* **EXERCISE**:
Provide an exact copy of the data, excluding the images.

** start GIVEN DATA **

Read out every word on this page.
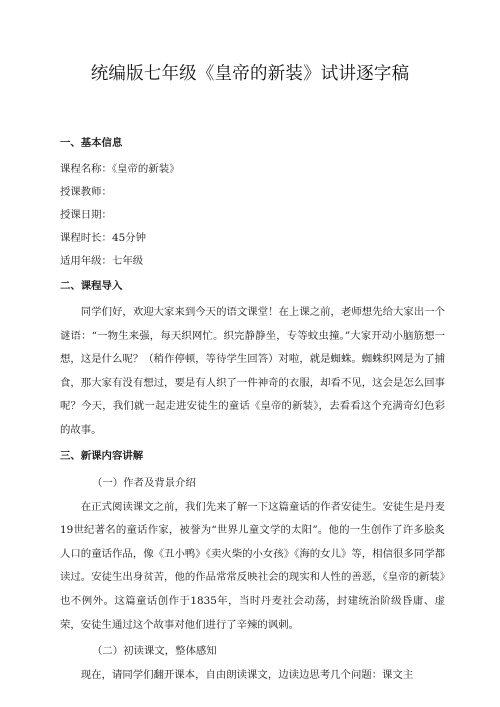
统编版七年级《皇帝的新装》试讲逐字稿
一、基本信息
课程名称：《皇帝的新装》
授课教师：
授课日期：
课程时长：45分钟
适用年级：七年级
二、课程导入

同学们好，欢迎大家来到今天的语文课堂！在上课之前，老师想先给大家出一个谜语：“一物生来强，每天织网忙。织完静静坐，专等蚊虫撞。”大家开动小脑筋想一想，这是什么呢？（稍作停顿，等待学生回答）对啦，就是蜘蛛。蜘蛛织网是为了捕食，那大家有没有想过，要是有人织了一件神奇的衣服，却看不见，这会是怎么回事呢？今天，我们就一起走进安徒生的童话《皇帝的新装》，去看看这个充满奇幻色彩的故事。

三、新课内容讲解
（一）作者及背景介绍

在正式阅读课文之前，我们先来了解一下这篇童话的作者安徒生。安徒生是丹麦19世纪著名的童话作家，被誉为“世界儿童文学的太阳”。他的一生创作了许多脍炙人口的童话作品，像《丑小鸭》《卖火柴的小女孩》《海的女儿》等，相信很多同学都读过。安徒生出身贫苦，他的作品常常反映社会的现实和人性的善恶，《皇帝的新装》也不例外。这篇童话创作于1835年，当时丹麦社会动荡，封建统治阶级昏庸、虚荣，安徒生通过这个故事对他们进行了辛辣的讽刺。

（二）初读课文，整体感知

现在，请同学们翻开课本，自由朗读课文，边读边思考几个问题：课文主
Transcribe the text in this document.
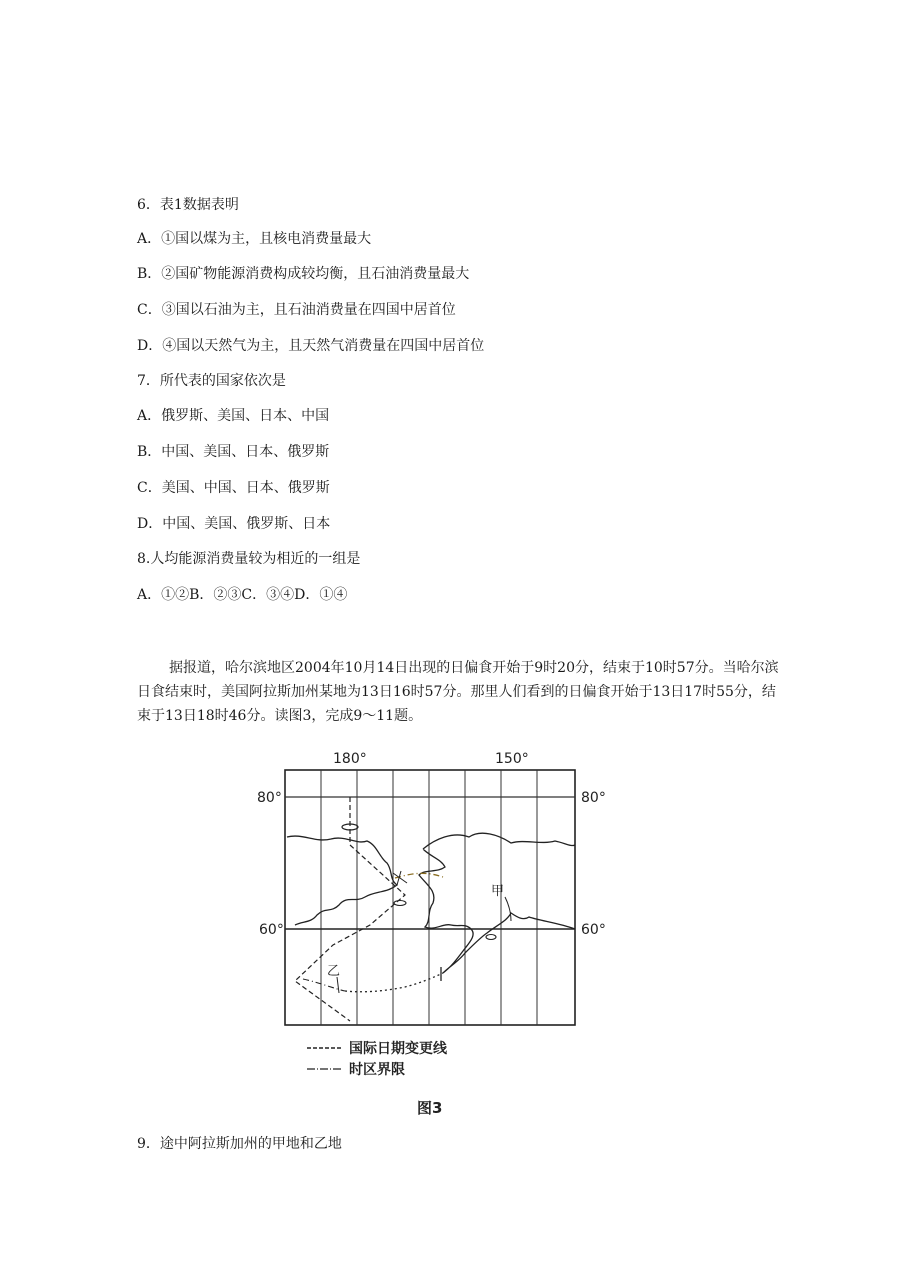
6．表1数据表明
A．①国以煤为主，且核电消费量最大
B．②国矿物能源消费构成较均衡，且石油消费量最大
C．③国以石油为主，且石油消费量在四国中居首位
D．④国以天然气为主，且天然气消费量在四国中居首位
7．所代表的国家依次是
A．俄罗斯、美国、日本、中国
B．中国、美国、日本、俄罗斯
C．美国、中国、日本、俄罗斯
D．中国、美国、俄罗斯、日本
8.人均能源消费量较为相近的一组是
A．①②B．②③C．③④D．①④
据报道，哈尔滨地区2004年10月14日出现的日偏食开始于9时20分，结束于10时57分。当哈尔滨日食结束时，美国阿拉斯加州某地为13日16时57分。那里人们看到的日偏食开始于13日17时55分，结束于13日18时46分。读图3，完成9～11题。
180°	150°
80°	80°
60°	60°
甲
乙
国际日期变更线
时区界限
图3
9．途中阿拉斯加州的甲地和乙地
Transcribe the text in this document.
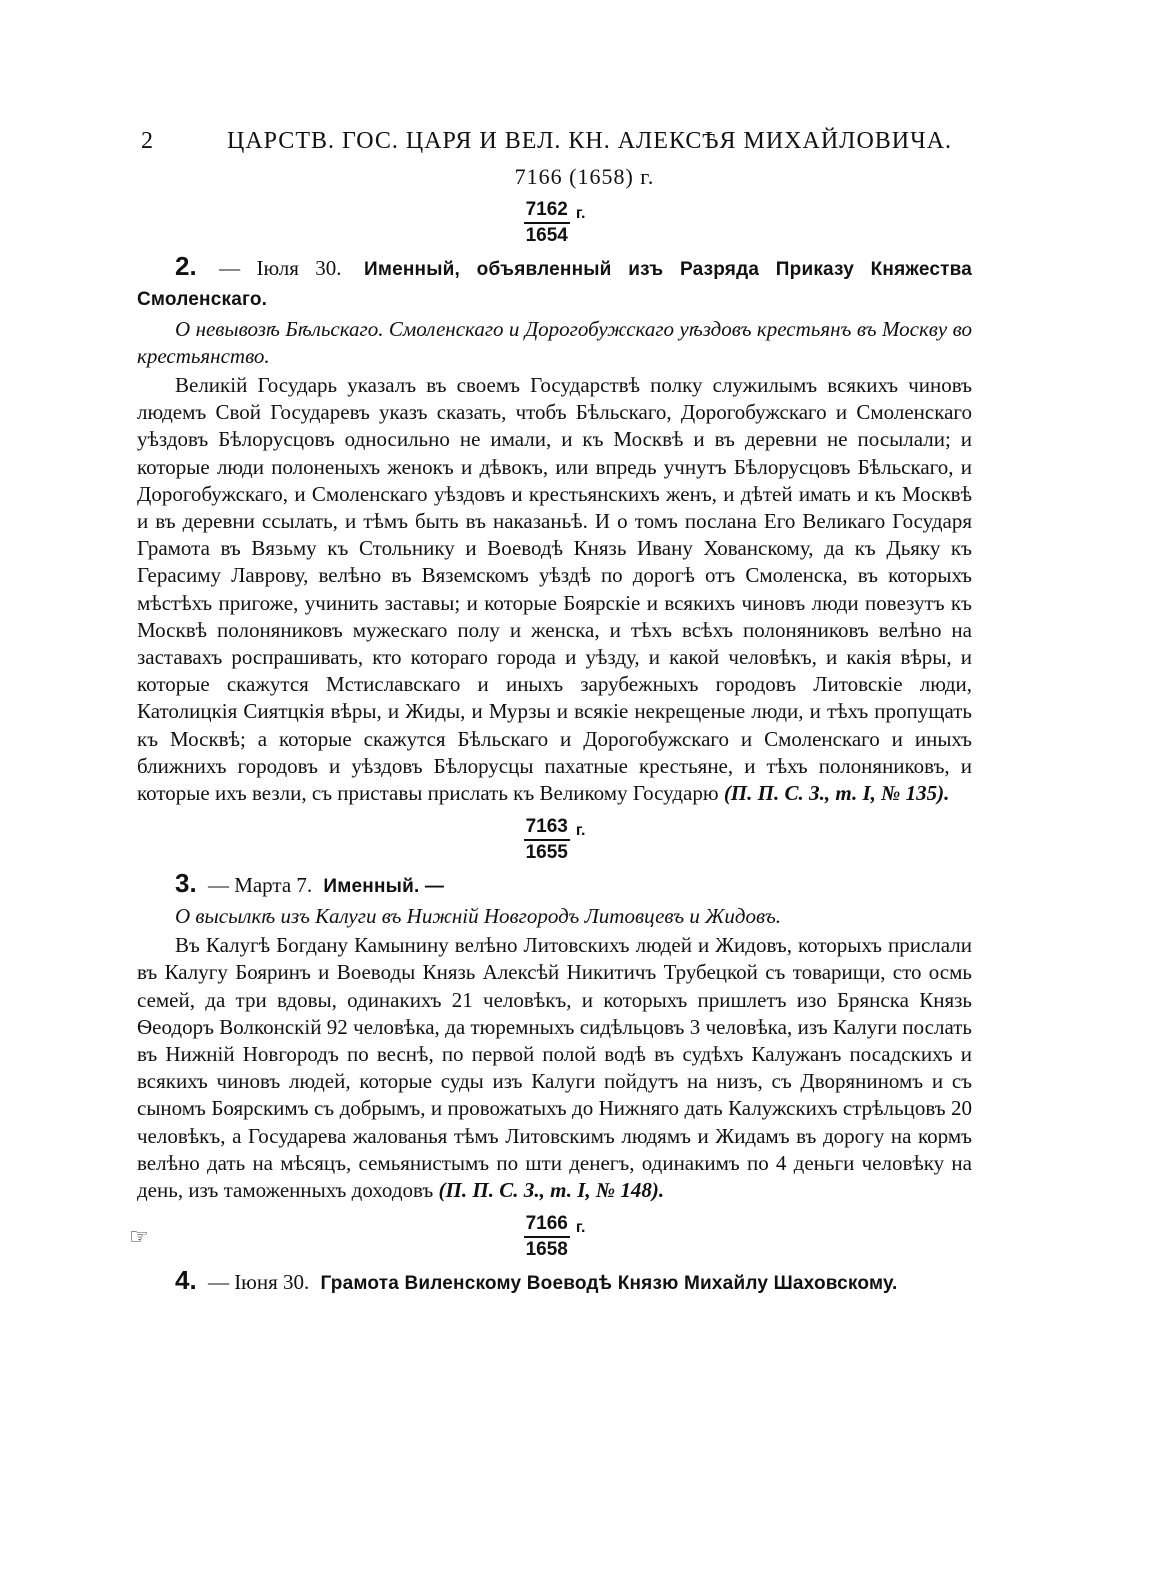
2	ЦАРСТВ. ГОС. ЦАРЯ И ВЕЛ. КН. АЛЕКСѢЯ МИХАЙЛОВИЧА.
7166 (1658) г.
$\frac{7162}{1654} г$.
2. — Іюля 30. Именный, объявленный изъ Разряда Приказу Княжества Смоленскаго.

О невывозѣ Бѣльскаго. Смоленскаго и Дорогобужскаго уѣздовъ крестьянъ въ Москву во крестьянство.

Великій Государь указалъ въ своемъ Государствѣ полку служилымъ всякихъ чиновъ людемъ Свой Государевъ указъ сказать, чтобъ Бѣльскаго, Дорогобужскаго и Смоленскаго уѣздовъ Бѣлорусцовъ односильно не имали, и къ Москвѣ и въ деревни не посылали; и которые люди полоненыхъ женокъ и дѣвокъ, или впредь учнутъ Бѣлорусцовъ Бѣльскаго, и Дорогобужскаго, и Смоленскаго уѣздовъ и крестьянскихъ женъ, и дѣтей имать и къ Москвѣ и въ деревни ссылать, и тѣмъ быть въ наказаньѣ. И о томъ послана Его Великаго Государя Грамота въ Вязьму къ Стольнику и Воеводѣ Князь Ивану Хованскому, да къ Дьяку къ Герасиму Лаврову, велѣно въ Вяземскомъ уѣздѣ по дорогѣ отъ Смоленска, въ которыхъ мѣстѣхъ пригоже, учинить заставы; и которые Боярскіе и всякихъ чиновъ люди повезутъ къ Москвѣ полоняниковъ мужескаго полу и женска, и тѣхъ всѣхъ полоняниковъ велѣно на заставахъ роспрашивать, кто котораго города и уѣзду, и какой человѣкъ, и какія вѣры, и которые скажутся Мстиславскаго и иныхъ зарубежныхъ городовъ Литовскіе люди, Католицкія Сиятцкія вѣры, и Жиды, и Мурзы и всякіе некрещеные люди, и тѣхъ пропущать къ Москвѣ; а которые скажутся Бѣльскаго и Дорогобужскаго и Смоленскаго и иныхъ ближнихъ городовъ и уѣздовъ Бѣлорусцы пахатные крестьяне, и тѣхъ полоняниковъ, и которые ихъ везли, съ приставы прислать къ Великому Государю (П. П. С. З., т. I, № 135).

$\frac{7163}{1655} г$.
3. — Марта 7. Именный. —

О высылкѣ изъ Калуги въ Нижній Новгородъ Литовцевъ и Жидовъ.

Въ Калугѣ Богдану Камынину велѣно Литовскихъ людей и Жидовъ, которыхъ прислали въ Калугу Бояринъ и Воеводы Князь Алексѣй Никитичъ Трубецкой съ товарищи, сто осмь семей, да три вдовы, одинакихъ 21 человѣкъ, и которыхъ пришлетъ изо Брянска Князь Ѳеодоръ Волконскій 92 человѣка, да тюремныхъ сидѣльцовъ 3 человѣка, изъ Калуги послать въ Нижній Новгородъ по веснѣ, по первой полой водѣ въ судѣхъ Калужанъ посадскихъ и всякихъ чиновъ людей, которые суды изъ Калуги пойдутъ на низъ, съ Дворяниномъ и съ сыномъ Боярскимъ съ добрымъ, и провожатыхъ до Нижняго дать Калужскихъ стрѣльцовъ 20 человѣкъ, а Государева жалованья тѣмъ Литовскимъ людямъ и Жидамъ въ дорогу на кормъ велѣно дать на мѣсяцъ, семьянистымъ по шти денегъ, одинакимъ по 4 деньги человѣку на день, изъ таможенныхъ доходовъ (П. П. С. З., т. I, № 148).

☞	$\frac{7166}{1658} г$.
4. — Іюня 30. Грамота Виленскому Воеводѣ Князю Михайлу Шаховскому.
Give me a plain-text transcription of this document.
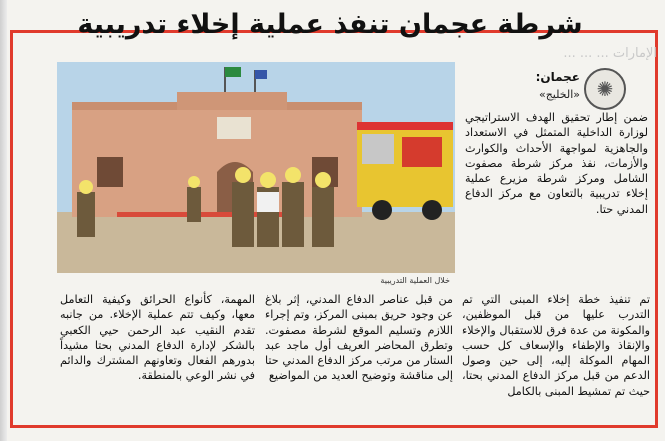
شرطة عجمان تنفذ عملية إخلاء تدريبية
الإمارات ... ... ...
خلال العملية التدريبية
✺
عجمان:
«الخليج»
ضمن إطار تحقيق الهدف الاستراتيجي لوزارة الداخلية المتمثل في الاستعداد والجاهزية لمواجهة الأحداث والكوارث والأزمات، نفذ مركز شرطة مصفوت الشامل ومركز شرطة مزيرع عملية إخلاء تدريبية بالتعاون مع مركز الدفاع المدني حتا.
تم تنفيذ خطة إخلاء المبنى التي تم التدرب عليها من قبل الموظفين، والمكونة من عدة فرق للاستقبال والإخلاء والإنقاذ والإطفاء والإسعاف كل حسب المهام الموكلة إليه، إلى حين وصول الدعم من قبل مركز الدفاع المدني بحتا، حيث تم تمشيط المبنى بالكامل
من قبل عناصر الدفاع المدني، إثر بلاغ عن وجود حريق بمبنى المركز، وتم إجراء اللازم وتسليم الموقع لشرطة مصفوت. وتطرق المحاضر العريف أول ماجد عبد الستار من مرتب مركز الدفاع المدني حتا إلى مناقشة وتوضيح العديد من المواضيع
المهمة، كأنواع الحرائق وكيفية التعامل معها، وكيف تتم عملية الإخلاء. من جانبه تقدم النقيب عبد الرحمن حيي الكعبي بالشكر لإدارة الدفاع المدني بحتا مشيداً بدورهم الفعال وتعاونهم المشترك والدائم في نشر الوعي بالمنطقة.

** end GIVEN DATA **

* **CORRECT ANSWER**:
Read out every word on this page.
统编版七年级《皇帝的新装》试讲逐字稿
一、基本信息
课程名称：《皇帝的新装》
授课教师：
授课日期：
课程时长：45分钟
适用年级：七年级
二、课程导入

同学们好，欢迎大家来到今天的语文课堂！在上课之前，老师想先给大家出一个谜语：“一物生来强，每天织网忙。织完静静坐，专等蚊虫撞。”大家开动小脑筋想一想，这是什么呢？（稍作停顿，等待学生回答）对啦，就是蜘蛛。蜘蛛织网是为了捕食，那大家有没有想过，要是有人织了一件神奇的衣服，却看不见，这会是怎么回事呢？今天，我们就一起走进安徒生的童话《皇帝的新装》，去看看这个充满奇幻色彩的故事。

三、新课内容讲解
（一）作者及背景介绍

在正式阅读课文之前，我们先来了解一下这篇童话的作者安徒生。安徒生是丹麦19世纪著名的童话作家，被誉为“世界儿童文学的太阳”。他的一生创作了许多脍炙人口的童话作品，像《丑小鸭》《卖火柴的小女孩》《海的女儿》等，相信很多同学都读过。安徒生出身贫苦，他的作品常常反映社会的现实和人性的善恶，《皇帝的新装》也不例外。这篇童话创作于1835年，当时丹麦社会动荡，封建统治阶级昏庸、虚荣，安徒生通过这个故事对他们进行了辛辣的讽刺。

（二）初读课文，整体感知

现在，请同学们翻开课本，自由朗读课文，边读边思考几个问题：课文主
Transcribe the text in this document.
6．表1数据表明
A．①国以煤为主，且核电消费量最大
B．②国矿物能源消费构成较均衡，且石油消费量最大
C．③国以石油为主，且石油消费量在四国中居首位
D．④国以天然气为主，且天然气消费量在四国中居首位
7．所代表的国家依次是
A．俄罗斯、美国、日本、中国
B．中国、美国、日本、俄罗斯
C．美国、中国、日本、俄罗斯
D．中国、美国、俄罗斯、日本
8.人均能源消费量较为相近的一组是
A．①②B．②③C．③④D．①④
据报道，哈尔滨地区2004年10月14日出现的日偏食开始于9时20分，结束于10时57分。当哈尔滨日食结束时，美国阿拉斯加州某地为13日16时57分。那里人们看到的日偏食开始于13日17时55分，结束于13日18时46分。读图3，完成9～11题。
180°	150°
80°	80°
60°	60°
甲
乙
国际日期变更线
时区界限
图3
9．途中阿拉斯加州的甲地和乙地
Transcribe the text in this document.
2	ЦАРСТВ. ГОС. ЦАРЯ И ВЕЛ. КН. АЛЕКСѢЯ МИХАЙЛОВИЧА.
7166 (1658) г.
$\frac{7162}{1654} г$.
2. — Іюля 30. Именный, объявленный изъ Разряда Приказу Княжества Смоленскаго.

О невывозѣ Бѣльскаго. Смоленскаго и Дорогобужскаго уѣздовъ крестьянъ въ Москву во крестьянство.

Великій Государь указалъ въ своемъ Государствѣ полку служилымъ всякихъ чиновъ людемъ Свой Государевъ указъ сказать, чтобъ Бѣльскаго, Дорогобужскаго и Смоленскаго уѣздовъ Бѣлорусцовъ односильно не имали, и къ Москвѣ и въ деревни не посылали; и которые люди полоненыхъ женокъ и дѣвокъ, или впредь учнутъ Бѣлорусцовъ Бѣльскаго, и Дорогобужскаго, и Смоленскаго уѣздовъ и крестьянскихъ женъ, и дѣтей имать и къ Москвѣ и въ деревни ссылать, и тѣмъ быть въ наказаньѣ. И о томъ послана Его Великаго Государя Грамота въ Вязьму къ Стольнику и Воеводѣ Князь Ивану Хованскому, да къ Дьяку къ Герасиму Лаврову, велѣно въ Вяземскомъ уѣздѣ по дорогѣ отъ Смоленска, въ которыхъ мѣстѣхъ пригоже, учинить заставы; и которые Боярскіе и всякихъ чиновъ люди повезутъ къ Москвѣ полоняниковъ мужескаго полу и женска, и тѣхъ всѣхъ полоняниковъ велѣно на заставахъ роспрашивать, кто котораго города и уѣзду, и какой человѣкъ, и какія вѣры, и которые скажутся Мстиславскаго и иныхъ зарубежныхъ городовъ Литовскіе люди, Католицкія Сиятцкія вѣры, и Жиды, и Мурзы и всякіе некрещеные люди, и тѣхъ пропущать къ Москвѣ; а которые скажутся Бѣльскаго и Дорогобужскаго и Смоленскаго и иныхъ ближнихъ городовъ и уѣздовъ Бѣлорусцы пахатные крестьяне, и тѣхъ полоняниковъ, и которые ихъ везли, съ приставы прислать къ Великому Государю (П. П. С. З., т. I, № 135).

$\frac{7163}{1655} г$.
3. — Марта 7. Именный. —

О высылкѣ изъ Калуги въ Нижній Новгородъ Литовцевъ и Жидовъ.

Въ Калугѣ Богдану Камынину велѣно Литовскихъ людей и Жидовъ, которыхъ прислали въ Калугу Бояринъ и Воеводы Князь Алексѣй Никитичъ Трубецкой съ товарищи, сто осмь семей, да три вдовы, одинакихъ 21 человѣкъ, и которыхъ пришлетъ изо Брянска Князь Ѳеодоръ Волконскій 92 человѣка, да тюремныхъ сидѣльцовъ 3 человѣка, изъ Калуги послать въ Нижній Новгородъ по веснѣ, по первой полой водѣ въ судѣхъ Калужанъ посадскихъ и всякихъ чиновъ людей, которые суды изъ Калуги пойдутъ на низъ, съ Дворяниномъ и съ сыномъ Боярскимъ съ добрымъ, и провожатыхъ до Нижняго дать Калужскихъ стрѣльцовъ 20 человѣкъ, а Государева жалованья тѣмъ Литовскимъ людямъ и Жидамъ въ дорогу на кормъ велѣно дать на мѣсяцъ, семьянистымъ по шти денегъ, одинакимъ по 4 деньги человѣку на день, изъ таможенныхъ доходовъ (П. П. С. З., т. I, № 148).

☞	$\frac{7166}{1658} г$.
4. — Іюня 30. Грамота Виленскому Воеводѣ Князю Михайлу Шаховскому.
Give me a plain-text transcription of this document.
شرطة عجمان تنفذ عملية إخلاء تدريبية
الإمارات ... ... ...
خلال العملية التدريبية
✺
عجمان:
«الخليج»
ضمن إطار تحقيق الهدف الاستراتيجي لوزارة الداخلية المتمثل في الاستعداد والجاهزية لمواجهة الأحداث والكوارث والأزمات، نفذ مركز شرطة مصفوت الشامل ومركز شرطة مزيرع عملية إخلاء تدريبية بالتعاون مع مركز الدفاع المدني حتا.
تم تنفيذ خطة إخلاء المبنى التي تم التدرب عليها من قبل الموظفين، والمكونة من عدة فرق للاستقبال والإخلاء والإنقاذ والإطفاء والإسعاف كل حسب المهام الموكلة إليه، إلى حين وصول الدعم من قبل مركز الدفاع المدني بحتا، حيث تم تمشيط المبنى بالكامل
من قبل عناصر الدفاع المدني، إثر بلاغ عن وجود حريق بمبنى المركز، وتم إجراء اللازم وتسليم الموقع لشرطة مصفوت. وتطرق المحاضر العريف أول ماجد عبد الستار من مرتب مركز الدفاع المدني حتا إلى مناقشة وتوضيح العديد من المواضيع
المهمة، كأنواع الحرائق وكيفية التعامل معها، وكيف تتم عملية الإخلاء. من جانبه تقدم النقيب عبد الرحمن حيي الكعبي بالشكر لإدارة الدفاع المدني بحتا مشيداً بدورهم الفعال وتعاونهم المشترك والدائم في نشر الوعي بالمنطقة.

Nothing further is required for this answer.